Directions:
Restate the full set of records exactly, without adding or dropping a word.

Data shown:
• • •
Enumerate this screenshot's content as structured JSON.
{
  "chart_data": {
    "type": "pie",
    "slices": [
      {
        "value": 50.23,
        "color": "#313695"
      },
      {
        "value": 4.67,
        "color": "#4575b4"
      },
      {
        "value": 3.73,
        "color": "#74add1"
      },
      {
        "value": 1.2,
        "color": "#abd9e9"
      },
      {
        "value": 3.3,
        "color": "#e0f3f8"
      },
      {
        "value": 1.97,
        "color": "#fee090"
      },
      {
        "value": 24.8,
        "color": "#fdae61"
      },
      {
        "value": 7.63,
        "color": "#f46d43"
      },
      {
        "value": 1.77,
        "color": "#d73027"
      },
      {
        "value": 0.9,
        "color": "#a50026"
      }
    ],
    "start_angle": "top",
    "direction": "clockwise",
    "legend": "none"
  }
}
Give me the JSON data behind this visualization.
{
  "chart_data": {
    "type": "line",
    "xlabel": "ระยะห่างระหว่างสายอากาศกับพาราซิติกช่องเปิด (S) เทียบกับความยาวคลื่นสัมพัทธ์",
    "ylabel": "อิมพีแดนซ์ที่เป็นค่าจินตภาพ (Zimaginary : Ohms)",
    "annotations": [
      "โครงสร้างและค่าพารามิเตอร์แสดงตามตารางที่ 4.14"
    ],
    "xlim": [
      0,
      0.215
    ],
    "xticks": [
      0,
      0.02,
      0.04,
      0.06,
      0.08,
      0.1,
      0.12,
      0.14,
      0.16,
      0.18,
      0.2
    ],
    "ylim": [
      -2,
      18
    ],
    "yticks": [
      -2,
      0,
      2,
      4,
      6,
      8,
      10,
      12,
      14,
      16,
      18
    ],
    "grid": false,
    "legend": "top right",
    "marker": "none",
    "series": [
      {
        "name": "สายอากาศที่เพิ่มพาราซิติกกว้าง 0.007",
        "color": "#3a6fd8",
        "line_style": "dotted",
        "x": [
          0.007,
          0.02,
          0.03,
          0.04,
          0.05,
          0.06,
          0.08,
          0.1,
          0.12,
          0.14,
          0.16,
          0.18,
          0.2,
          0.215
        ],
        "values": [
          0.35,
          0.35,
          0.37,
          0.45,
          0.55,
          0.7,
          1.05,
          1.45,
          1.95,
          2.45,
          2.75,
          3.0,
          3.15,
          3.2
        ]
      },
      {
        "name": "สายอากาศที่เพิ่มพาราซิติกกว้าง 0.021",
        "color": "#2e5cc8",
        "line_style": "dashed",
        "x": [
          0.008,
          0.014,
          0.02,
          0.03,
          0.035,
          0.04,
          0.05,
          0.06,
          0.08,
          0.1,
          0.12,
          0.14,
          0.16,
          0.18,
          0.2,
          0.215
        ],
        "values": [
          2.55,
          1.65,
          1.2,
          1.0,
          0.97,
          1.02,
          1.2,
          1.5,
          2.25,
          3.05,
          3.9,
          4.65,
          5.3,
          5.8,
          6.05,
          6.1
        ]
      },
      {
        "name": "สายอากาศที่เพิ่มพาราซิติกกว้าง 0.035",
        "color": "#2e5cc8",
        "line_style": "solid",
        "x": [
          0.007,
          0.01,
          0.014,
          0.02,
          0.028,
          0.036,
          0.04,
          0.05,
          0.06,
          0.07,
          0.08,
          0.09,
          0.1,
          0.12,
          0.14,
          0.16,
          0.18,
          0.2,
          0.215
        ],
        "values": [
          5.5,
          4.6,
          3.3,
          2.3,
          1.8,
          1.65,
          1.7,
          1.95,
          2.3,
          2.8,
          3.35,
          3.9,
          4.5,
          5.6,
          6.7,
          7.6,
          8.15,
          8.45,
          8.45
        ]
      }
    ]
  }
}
• • •
The result:
Enumerate this screenshot's content as structured JSON.
{
  "chart_data": {
    "type": "pie",
    "slices": [
      {
        "value": 50.23,
        "color": "#313695"
      },
      {
        "value": 4.67,
        "color": "#4575b4"
      },
      {
        "value": 3.73,
        "color": "#74add1"
      },
      {
        "value": 1.2,
        "color": "#abd9e9"
      },
      {
        "value": 3.3,
        "color": "#e0f3f8"
      },
      {
        "value": 1.97,
        "color": "#fee090"
      },
      {
        "value": 24.8,
        "color": "#fdae61"
      },
      {
        "value": 7.63,
        "color": "#f46d43"
      },
      {
        "value": 1.77,
        "color": "#d73027"
      },
      {
        "value": 0.9,
        "color": "#a50026"
      }
    ],
    "start_angle": "top",
    "direction": "clockwise",
    "legend": "none"
  }
}
Give me the JSON data behind this visualization.
{
  "chart_data": {
    "type": "line",
    "xlabel": "ระยะห่างระหว่างสายอากาศกับพาราซิติกช่องเปิด (S) เทียบกับความยาวคลื่นสัมพัทธ์",
    "ylabel": "อิมพีแดนซ์ที่เป็นค่าจินตภาพ (Zimaginary : Ohms)",
    "annotations": [
      "โครงสร้างและค่าพารามิเตอร์แสดงตามตารางที่ 4.14"
    ],
    "xlim": [
      0,
      0.215
    ],
    "xticks": [
      0,
      0.02,
      0.04,
      0.06,
      0.08,
      0.1,
      0.12,
      0.14,
      0.16,
      0.18,
      0.2
    ],
    "ylim": [
      -2,
      18
    ],
    "yticks": [
      -2,
      0,
      2,
      4,
      6,
      8,
      10,
      12,
      14,
      16,
      18
    ],
    "grid": false,
    "legend": "top right",
    "marker": "none",
    "series": [
      {
        "name": "สายอากาศที่เพิ่มพาราซิติกกว้าง 0.007",
        "color": "#3a6fd8",
        "line_style": "dotted",
        "x": [
          0.007,
          0.02,
          0.03,
          0.04,
          0.05,
          0.06,
          0.08,
          0.1,
          0.12,
          0.14,
          0.16,
          0.18,
          0.2,
          0.215
        ],
        "values": [
          0.35,
          0.35,
          0.37,
          0.45,
          0.55,
          0.7,
          1.05,
          1.45,
          1.95,
          2.45,
          2.75,
          3.0,
          3.15,
          3.2
        ]
      },
      {
        "name": "สายอากาศที่เพิ่มพาราซิติกกว้าง 0.021",
        "color": "#2e5cc8",
        "line_style": "dashed",
        "x": [
          0.008,
          0.014,
          0.02,
          0.03,
          0.035,
          0.04,
          0.05,
          0.06,
          0.08,
          0.1,
          0.12,
          0.14,
          0.16,
          0.18,
          0.2,
          0.215
        ],
        "values": [
          2.55,
          1.65,
          1.2,
          1.0,
          0.97,
          1.02,
          1.2,
          1.5,
          2.25,
          3.05,
          3.9,
          4.65,
          5.3,
          5.8,
          6.05,
          6.1
        ]
      },
      {
        "name": "สายอากาศที่เพิ่มพาราซิติกกว้าง 0.035",
        "color": "#2e5cc8",
        "line_style": "solid",
        "x": [
          0.007,
          0.01,
          0.014,
          0.02,
          0.028,
          0.036,
          0.04,
          0.05,
          0.06,
          0.07,
          0.08,
          0.09,
          0.1,
          0.12,
          0.14,
          0.16,
          0.18,
          0.2,
          0.215
        ],
        "values": [
          5.5,
          4.6,
          3.3,
          2.3,
          1.8,
          1.65,
          1.7,
          1.95,
          2.3,
          2.8,
          3.35,
          3.9,
          4.5,
          5.6,
          6.7,
          7.6,
          8.15,
          8.45,
          8.45
        ]
      }
    ]
  }
}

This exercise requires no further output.